Gather each line of the entries below that includes "text".

-- Begin --

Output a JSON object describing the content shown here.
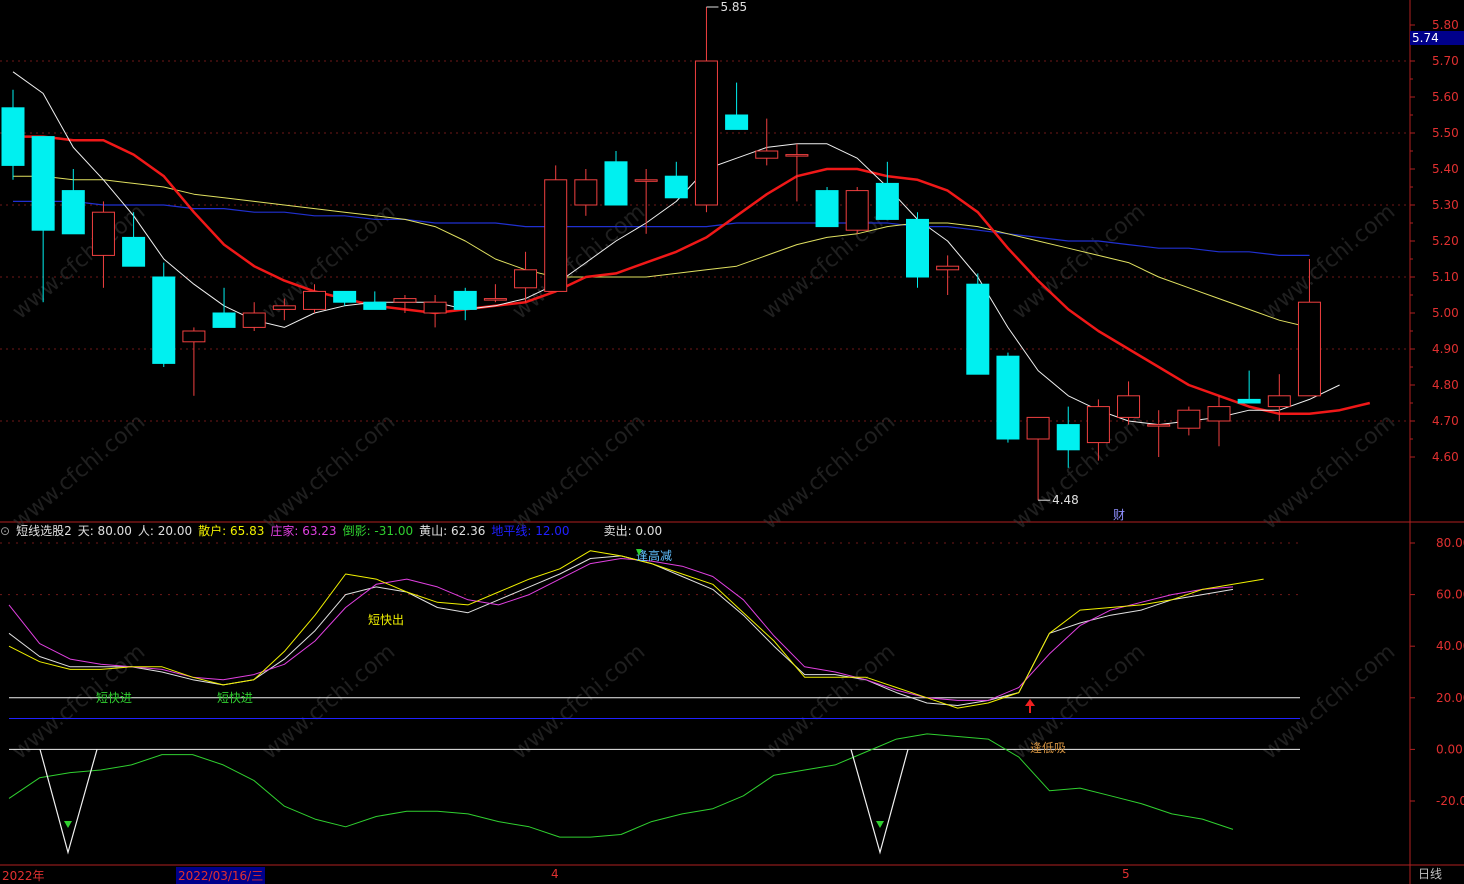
{
  "price_axis_labels": [
    "5.80",
    "5.70",
    "5.60",
    "5.50",
    "5.40",
    "5.30",
    "5.20",
    "5.10",
    "5.00",
    "4.90",
    "4.80",
    "4.70",
    "4.60"
  ],
  "current_price": "5.74",
  "high_label": "5.85",
  "low_label": "4.48",
  "finance_marker": "财",
  "indicator": {
    "name": "短线选股2",
    "params": [
      {
        "label": "天: 80.00",
        "color": "#e0e0e0"
      },
      {
        "label": "人: 20.00",
        "color": "#e0e0e0"
      },
      {
        "label": "散户: 65.83",
        "color": "#f0f000"
      },
      {
        "label": "庄家: 63.23",
        "color": "#e040e0"
      },
      {
        "label": "倒影: -31.00",
        "color": "#30d030"
      },
      {
        "label": "黄山: 62.36",
        "color": "#e0e0e0"
      },
      {
        "label": "地平线: 12.00",
        "color": "#2020ff"
      },
      {
        "label": "卖出: 0.00",
        "color": "#e0e0e0"
      }
    ],
    "axis_labels": [
      "80.00",
      "60.00",
      "40.00",
      "20.00",
      "0.00",
      "-20.00"
    ],
    "signals": [
      {
        "text": "逢高减",
        "color": "#60c0ff"
      },
      {
        "text": "短快出",
        "color": "#f0f000"
      },
      {
        "text": "短快进",
        "color": "#30d030"
      },
      {
        "text": "短快进",
        "color": "#30d030"
      },
      {
        "text": "逢低吸",
        "color": "#d09040"
      }
    ]
  },
  "x_axis": {
    "year": "2022年",
    "current_date": "2022/03/16/三",
    "month_4": "4",
    "month_5": "5"
  },
  "period": "日线",
  "watermark": "www.cfchi.com",
  "chart_data": [
    {
      "type": "candlestick",
      "ylim": [
        4.45,
        5.85
      ],
      "candles": [
        {
          "o": 5.57,
          "h": 5.62,
          "l": 5.37,
          "c": 5.41
        },
        {
          "o": 5.49,
          "h": 5.49,
          "l": 5.03,
          "c": 5.23
        },
        {
          "o": 5.34,
          "h": 5.4,
          "l": 5.22,
          "c": 5.22
        },
        {
          "o": 5.16,
          "h": 5.31,
          "l": 5.07,
          "c": 5.28
        },
        {
          "o": 5.21,
          "h": 5.28,
          "l": 5.13,
          "c": 5.13
        },
        {
          "o": 5.1,
          "h": 5.14,
          "l": 4.85,
          "c": 4.86
        },
        {
          "o": 4.92,
          "h": 4.96,
          "l": 4.77,
          "c": 4.95
        },
        {
          "o": 5.0,
          "h": 5.07,
          "l": 4.96,
          "c": 4.96
        },
        {
          "o": 4.96,
          "h": 5.03,
          "l": 4.95,
          "c": 5.0
        },
        {
          "o": 5.01,
          "h": 5.04,
          "l": 4.98,
          "c": 5.02
        },
        {
          "o": 5.01,
          "h": 5.08,
          "l": 5.0,
          "c": 5.06
        },
        {
          "o": 5.06,
          "h": 5.06,
          "l": 5.02,
          "c": 5.03
        },
        {
          "o": 5.03,
          "h": 5.06,
          "l": 5.01,
          "c": 5.01
        },
        {
          "o": 5.03,
          "h": 5.05,
          "l": 5.0,
          "c": 5.04
        },
        {
          "o": 5.0,
          "h": 5.05,
          "l": 4.96,
          "c": 5.03
        },
        {
          "o": 5.06,
          "h": 5.07,
          "l": 4.98,
          "c": 5.01
        },
        {
          "o": 5.04,
          "h": 5.08,
          "l": 5.03,
          "c": 5.04
        },
        {
          "o": 5.07,
          "h": 5.17,
          "l": 5.03,
          "c": 5.12
        },
        {
          "o": 5.06,
          "h": 5.41,
          "l": 5.06,
          "c": 5.37
        },
        {
          "o": 5.3,
          "h": 5.4,
          "l": 5.27,
          "c": 5.37
        },
        {
          "o": 5.42,
          "h": 5.45,
          "l": 5.3,
          "c": 5.3
        },
        {
          "o": 5.37,
          "h": 5.4,
          "l": 5.22,
          "c": 5.37
        },
        {
          "o": 5.38,
          "h": 5.42,
          "l": 5.32,
          "c": 5.32
        },
        {
          "o": 5.3,
          "h": 5.85,
          "l": 5.28,
          "c": 5.7
        },
        {
          "o": 5.55,
          "h": 5.64,
          "l": 5.51,
          "c": 5.51
        },
        {
          "o": 5.43,
          "h": 5.54,
          "l": 5.41,
          "c": 5.45
        },
        {
          "o": 5.44,
          "h": 5.47,
          "l": 5.31,
          "c": 5.44
        },
        {
          "o": 5.34,
          "h": 5.35,
          "l": 5.24,
          "c": 5.24
        },
        {
          "o": 5.23,
          "h": 5.35,
          "l": 5.22,
          "c": 5.34
        },
        {
          "o": 5.36,
          "h": 5.42,
          "l": 5.26,
          "c": 5.26
        },
        {
          "o": 5.26,
          "h": 5.28,
          "l": 5.07,
          "c": 5.1
        },
        {
          "o": 5.12,
          "h": 5.16,
          "l": 5.05,
          "c": 5.13
        },
        {
          "o": 5.08,
          "h": 5.11,
          "l": 4.83,
          "c": 4.83
        },
        {
          "o": 4.88,
          "h": 4.89,
          "l": 4.64,
          "c": 4.65
        },
        {
          "o": 4.65,
          "h": 4.71,
          "l": 4.48,
          "c": 4.71
        },
        {
          "o": 4.69,
          "h": 4.74,
          "l": 4.57,
          "c": 4.62
        },
        {
          "o": 4.64,
          "h": 4.76,
          "l": 4.59,
          "c": 4.74
        },
        {
          "o": 4.71,
          "h": 4.81,
          "l": 4.69,
          "c": 4.77
        },
        {
          "o": 4.69,
          "h": 4.73,
          "l": 4.6,
          "c": 4.69
        },
        {
          "o": 4.68,
          "h": 4.74,
          "l": 4.66,
          "c": 4.73
        },
        {
          "o": 4.7,
          "h": 4.77,
          "l": 4.63,
          "c": 4.74
        },
        {
          "o": 4.76,
          "h": 4.84,
          "l": 4.75,
          "c": 4.75
        },
        {
          "o": 4.74,
          "h": 4.83,
          "l": 4.7,
          "c": 4.77
        },
        {
          "o": 4.77,
          "h": 5.15,
          "l": 4.77,
          "c": 5.03
        }
      ],
      "ma_white": [
        5.67,
        5.61,
        5.46,
        5.37,
        5.27,
        5.15,
        5.08,
        5.02,
        4.98,
        4.96,
        5.0,
        5.02,
        5.03,
        5.03,
        5.03,
        5.01,
        5.02,
        5.04,
        5.08,
        5.14,
        5.2,
        5.25,
        5.31,
        5.4,
        5.43,
        5.46,
        5.47,
        5.47,
        5.43,
        5.35,
        5.26,
        5.2,
        5.1,
        4.96,
        4.84,
        4.77,
        4.73,
        4.7,
        4.69,
        4.7,
        4.71,
        4.73,
        4.73,
        4.76,
        4.8
      ],
      "ma_red": [
        5.49,
        5.49,
        5.48,
        5.48,
        5.44,
        5.38,
        5.28,
        5.19,
        5.13,
        5.09,
        5.06,
        5.04,
        5.02,
        5.01,
        5.0,
        5.01,
        5.02,
        5.03,
        5.06,
        5.1,
        5.11,
        5.14,
        5.17,
        5.21,
        5.27,
        5.33,
        5.38,
        5.4,
        5.4,
        5.38,
        5.37,
        5.34,
        5.28,
        5.18,
        5.09,
        5.01,
        4.95,
        4.9,
        4.85,
        4.8,
        4.77,
        4.74,
        4.72,
        4.72,
        4.73,
        4.75
      ],
      "ma_yellow": [
        5.38,
        5.38,
        5.37,
        5.37,
        5.36,
        5.35,
        5.33,
        5.32,
        5.31,
        5.3,
        5.29,
        5.28,
        5.27,
        5.26,
        5.24,
        5.2,
        5.15,
        5.12,
        5.1,
        5.1,
        5.1,
        5.1,
        5.11,
        5.12,
        5.13,
        5.16,
        5.19,
        5.21,
        5.22,
        5.24,
        5.25,
        5.25,
        5.24,
        5.22,
        5.2,
        5.18,
        5.16,
        5.14,
        5.1,
        5.07,
        5.04,
        5.01,
        4.98,
        4.96
      ],
      "ma_blue": [
        5.31,
        5.31,
        5.31,
        5.3,
        5.3,
        5.3,
        5.29,
        5.29,
        5.28,
        5.28,
        5.27,
        5.27,
        5.26,
        5.26,
        5.25,
        5.25,
        5.25,
        5.24,
        5.24,
        5.24,
        5.24,
        5.24,
        5.24,
        5.24,
        5.25,
        5.25,
        5.25,
        5.25,
        5.25,
        5.25,
        5.24,
        5.24,
        5.23,
        5.22,
        5.21,
        5.2,
        5.2,
        5.19,
        5.18,
        5.18,
        5.17,
        5.17,
        5.16,
        5.16
      ]
    },
    {
      "type": "line",
      "ylim": [
        -35,
        85
      ],
      "series": [
        {
          "name": "散户",
          "color": "#f0f000",
          "values": [
            40,
            34,
            31,
            31,
            32,
            32,
            28,
            25,
            27,
            38,
            52,
            68,
            66,
            61,
            57,
            56,
            61,
            66,
            70,
            77,
            75,
            72,
            68,
            64,
            53,
            42,
            28,
            28,
            28,
            24,
            20,
            16,
            18,
            22,
            45,
            54,
            55,
            56,
            58,
            62,
            64,
            66
          ]
        },
        {
          "name": "庄家",
          "color": "#e040e0",
          "values": [
            56,
            41,
            35,
            33,
            32,
            31,
            28,
            27,
            29,
            33,
            42,
            55,
            64,
            66,
            63,
            58,
            56,
            60,
            66,
            72,
            74,
            73,
            71,
            67,
            58,
            44,
            32,
            30,
            27,
            23,
            20,
            19,
            19,
            24,
            37,
            48,
            54,
            57,
            60,
            62,
            63
          ]
        },
        {
          "name": "黄山",
          "color": "#e0e0e0",
          "values": [
            45,
            36,
            32,
            32,
            32,
            30,
            27,
            25,
            27,
            35,
            46,
            60,
            63,
            61,
            55,
            53,
            58,
            63,
            68,
            74,
            75,
            72,
            67,
            62,
            52,
            40,
            29,
            29,
            27,
            22,
            18,
            17,
            19,
            22,
            45,
            49,
            52,
            54,
            58,
            60,
            62
          ]
        },
        {
          "name": "倒影",
          "color": "#30d030",
          "values": [
            -19,
            -11,
            -9,
            -8,
            -6,
            -2,
            -2,
            -6,
            -12,
            -22,
            -27,
            -30,
            -26,
            -24,
            -24,
            -25,
            -28,
            -30,
            -34,
            -34,
            -33,
            -28,
            -25,
            -23,
            -18,
            -10,
            -8,
            -6,
            -1,
            4,
            6,
            5,
            4,
            -3,
            -16,
            -15,
            -18,
            -21,
            -25,
            -27,
            -31
          ]
        },
        {
          "name": "人",
          "color": "#f0f0f0",
          "values": [
            20
          ]
        },
        {
          "name": "地平线",
          "color": "#2020ff",
          "values": [
            12
          ]
        }
      ]
    }
  ]
}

-- End --

## Answer in full
        "text": "逢高减",
        "text": "短快出",
        "text": "短快进",
        "text": "短快进",
        "text": "逢低吸",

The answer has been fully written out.